> GOAL
Keep only those lines of the records that include the string "docente".

:: MATERIAL TO PROCESS

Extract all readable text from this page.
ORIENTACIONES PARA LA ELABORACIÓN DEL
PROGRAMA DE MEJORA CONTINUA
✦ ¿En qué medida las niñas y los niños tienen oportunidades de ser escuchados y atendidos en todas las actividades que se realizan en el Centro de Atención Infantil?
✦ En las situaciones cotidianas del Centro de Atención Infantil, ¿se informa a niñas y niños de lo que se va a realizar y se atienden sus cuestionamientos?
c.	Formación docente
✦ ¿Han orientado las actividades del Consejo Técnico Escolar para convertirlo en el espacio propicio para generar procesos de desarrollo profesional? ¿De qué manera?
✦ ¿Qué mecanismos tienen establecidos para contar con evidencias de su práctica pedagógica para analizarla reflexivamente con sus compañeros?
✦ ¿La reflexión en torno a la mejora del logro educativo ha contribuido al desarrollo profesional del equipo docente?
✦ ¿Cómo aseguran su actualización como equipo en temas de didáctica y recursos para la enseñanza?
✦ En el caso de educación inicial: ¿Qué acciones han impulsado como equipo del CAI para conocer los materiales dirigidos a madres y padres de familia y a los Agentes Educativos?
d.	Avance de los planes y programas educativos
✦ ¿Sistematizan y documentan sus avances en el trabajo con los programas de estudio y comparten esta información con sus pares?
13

::::
:: MATERIAL TO PROCESS

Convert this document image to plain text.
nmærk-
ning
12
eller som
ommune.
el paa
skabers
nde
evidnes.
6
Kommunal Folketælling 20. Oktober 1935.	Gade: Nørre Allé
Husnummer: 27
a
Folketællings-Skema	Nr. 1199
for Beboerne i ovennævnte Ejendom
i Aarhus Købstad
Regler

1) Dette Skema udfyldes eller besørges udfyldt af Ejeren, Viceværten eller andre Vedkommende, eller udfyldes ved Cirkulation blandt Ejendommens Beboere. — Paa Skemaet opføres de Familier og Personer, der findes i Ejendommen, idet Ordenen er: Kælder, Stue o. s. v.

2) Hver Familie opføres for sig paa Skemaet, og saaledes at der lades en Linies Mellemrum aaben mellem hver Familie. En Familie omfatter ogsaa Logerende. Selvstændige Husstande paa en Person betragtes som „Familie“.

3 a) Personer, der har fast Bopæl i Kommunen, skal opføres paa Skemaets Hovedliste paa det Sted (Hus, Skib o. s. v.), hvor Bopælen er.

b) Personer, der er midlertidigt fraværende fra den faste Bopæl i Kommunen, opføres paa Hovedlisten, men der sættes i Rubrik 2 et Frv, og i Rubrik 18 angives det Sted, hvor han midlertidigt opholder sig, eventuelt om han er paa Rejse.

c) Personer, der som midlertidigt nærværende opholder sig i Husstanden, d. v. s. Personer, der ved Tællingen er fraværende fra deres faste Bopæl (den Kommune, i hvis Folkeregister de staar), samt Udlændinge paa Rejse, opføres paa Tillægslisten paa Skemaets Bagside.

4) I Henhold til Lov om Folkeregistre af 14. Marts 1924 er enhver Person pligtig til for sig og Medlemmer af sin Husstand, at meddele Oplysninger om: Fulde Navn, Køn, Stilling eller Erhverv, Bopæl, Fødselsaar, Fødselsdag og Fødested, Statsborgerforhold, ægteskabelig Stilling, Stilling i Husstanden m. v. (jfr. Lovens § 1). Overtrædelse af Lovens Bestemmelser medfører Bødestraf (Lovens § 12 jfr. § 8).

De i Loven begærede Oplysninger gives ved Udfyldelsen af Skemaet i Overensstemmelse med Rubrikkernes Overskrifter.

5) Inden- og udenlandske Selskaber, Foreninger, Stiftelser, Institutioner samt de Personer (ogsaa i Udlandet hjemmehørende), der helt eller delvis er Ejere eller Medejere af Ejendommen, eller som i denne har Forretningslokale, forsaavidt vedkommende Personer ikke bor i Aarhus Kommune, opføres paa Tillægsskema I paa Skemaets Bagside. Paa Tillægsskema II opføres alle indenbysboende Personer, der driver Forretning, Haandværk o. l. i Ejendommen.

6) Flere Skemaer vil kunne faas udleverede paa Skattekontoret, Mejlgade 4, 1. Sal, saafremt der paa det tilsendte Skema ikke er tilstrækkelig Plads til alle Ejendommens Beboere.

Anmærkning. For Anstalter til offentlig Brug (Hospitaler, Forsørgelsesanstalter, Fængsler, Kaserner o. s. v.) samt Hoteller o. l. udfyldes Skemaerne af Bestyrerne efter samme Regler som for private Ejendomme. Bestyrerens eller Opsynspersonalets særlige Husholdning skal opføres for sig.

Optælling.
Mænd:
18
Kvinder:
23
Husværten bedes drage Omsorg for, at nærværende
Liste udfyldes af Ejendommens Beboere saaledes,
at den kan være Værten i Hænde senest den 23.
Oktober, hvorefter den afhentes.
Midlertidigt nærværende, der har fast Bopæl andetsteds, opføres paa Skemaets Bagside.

::::

> COMPLETE ANSWER
c.	Formación docente
✦ ¿La reflexión en torno a la mejora del logro educativo ha contribuido al desarrollo profesional del equipo docente?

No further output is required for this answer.